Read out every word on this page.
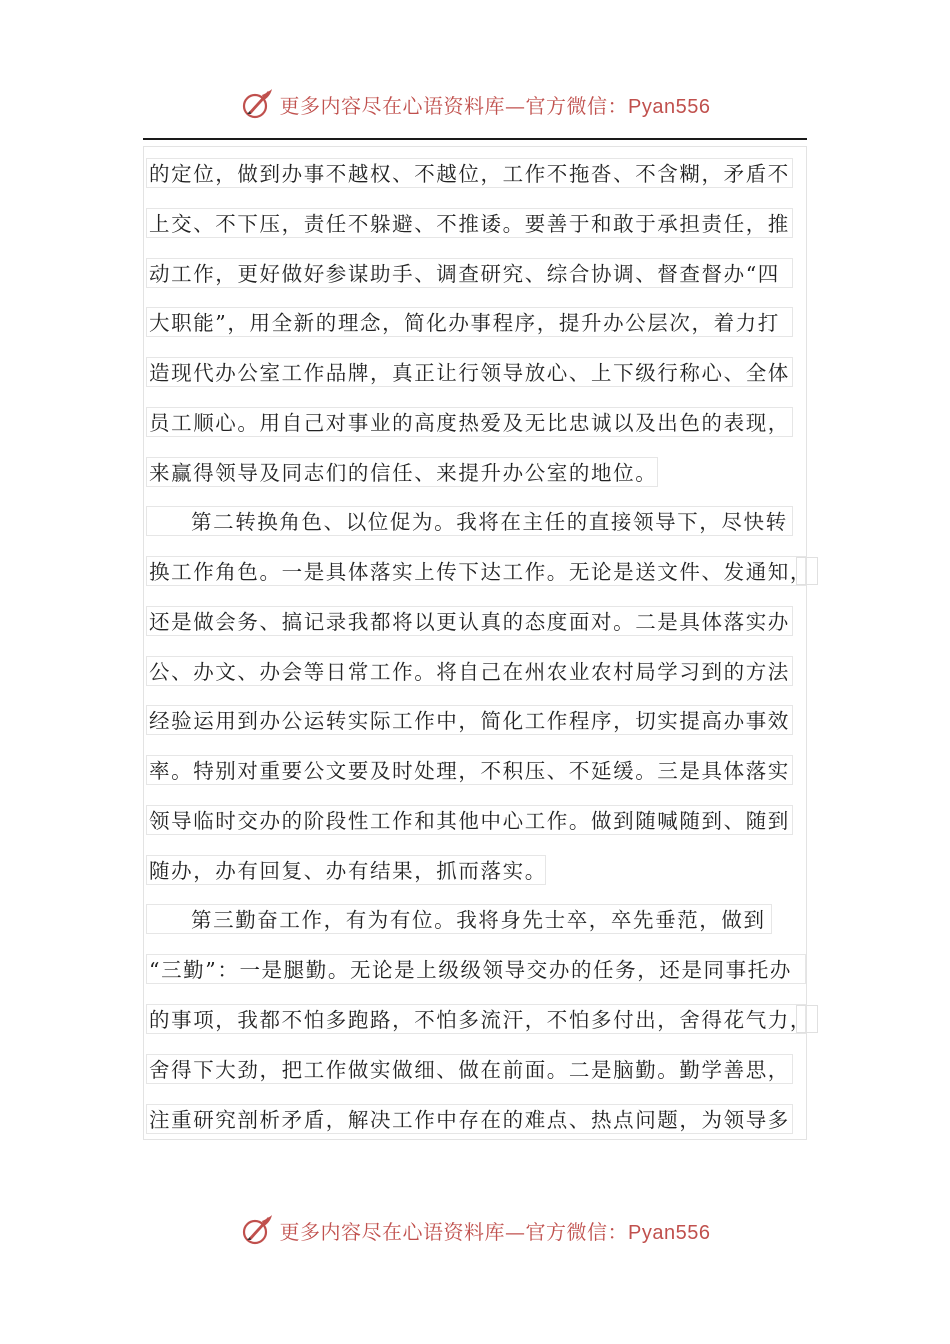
更多内容尽在心语资料库—官方微信：Pyan556
的定位，做到办事不越权、不越位，工作不拖沓、不含糊，矛盾不
上交、不下压，责任不躲避、不推诿。要善于和敢于承担责任，推
动工作，更好做好参谋助手、调查研究、综合协调、督查督办“四
大职能”，用全新的理念，简化办事程序，提升办公层次，着力打
造现代办公室工作品牌，真正让行领导放心、上下级行称心、全体
员工顺心。用自己对事业的高度热爱及无比忠诚以及出色的表现，
来赢得领导及同志们的信任、来提升办公室的地位。
第二转换角色、以位促为。我将在主任的直接领导下，尽快转
换工作角色。一是具体落实上传下达工作。无论是送文件、发通知，
还是做会务、搞记录我都将以更认真的态度面对。二是具体落实办
公、办文、办会等日常工作。将自己在州农业农村局学习到的方法
经验运用到办公运转实际工作中，简化工作程序，切实提高办事效
率。特别对重要公文要及时处理，不积压、不延缓。三是具体落实
领导临时交办的阶段性工作和其他中心工作。做到随喊随到、随到
随办，办有回复、办有结果，抓而落实。
第三勤奋工作，有为有位。我将身先士卒，卒先垂范，做到
“三勤”：一是腿勤。无论是上级级领导交办的任务，还是同事托办
的事项，我都不怕多跑路，不怕多流汗，不怕多付出，舍得花气力，
舍得下大劲，把工作做实做细、做在前面。二是脑勤。勤学善思，
注重研究剖析矛盾，解决工作中存在的难点、热点问题，为领导多
更多内容尽在心语资料库—官方微信：Pyan556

## The exercise
Leave out the pictures and repeat everything else in the records exactly.

## Exercise solution
Read out every word on this page.
更多内容尽在心语资料库—官方微信：Pyan556
的定位，做到办事不越权、不越位，工作不拖沓、不含糊，矛盾不
上交、不下压，责任不躲避、不推诿。要善于和敢于承担责任，推
动工作，更好做好参谋助手、调查研究、综合协调、督查督办“四
大职能”，用全新的理念，简化办事程序，提升办公层次，着力打
造现代办公室工作品牌，真正让行领导放心、上下级行称心、全体
员工顺心。用自己对事业的高度热爱及无比忠诚以及出色的表现，
来赢得领导及同志们的信任、来提升办公室的地位。
第二转换角色、以位促为。我将在主任的直接领导下，尽快转
换工作角色。一是具体落实上传下达工作。无论是送文件、发通知，
还是做会务、搞记录我都将以更认真的态度面对。二是具体落实办
公、办文、办会等日常工作。将自己在州农业农村局学习到的方法
经验运用到办公运转实际工作中，简化工作程序，切实提高办事效
率。特别对重要公文要及时处理，不积压、不延缓。三是具体落实
领导临时交办的阶段性工作和其他中心工作。做到随喊随到、随到
随办，办有回复、办有结果，抓而落实。
第三勤奋工作，有为有位。我将身先士卒，卒先垂范，做到
“三勤”：一是腿勤。无论是上级级领导交办的任务，还是同事托办
的事项，我都不怕多跑路，不怕多流汗，不怕多付出，舍得花气力，
舍得下大劲，把工作做实做细、做在前面。二是脑勤。勤学善思，
注重研究剖析矛盾，解决工作中存在的难点、热点问题，为领导多
更多内容尽在心语资料库—官方微信：Pyan556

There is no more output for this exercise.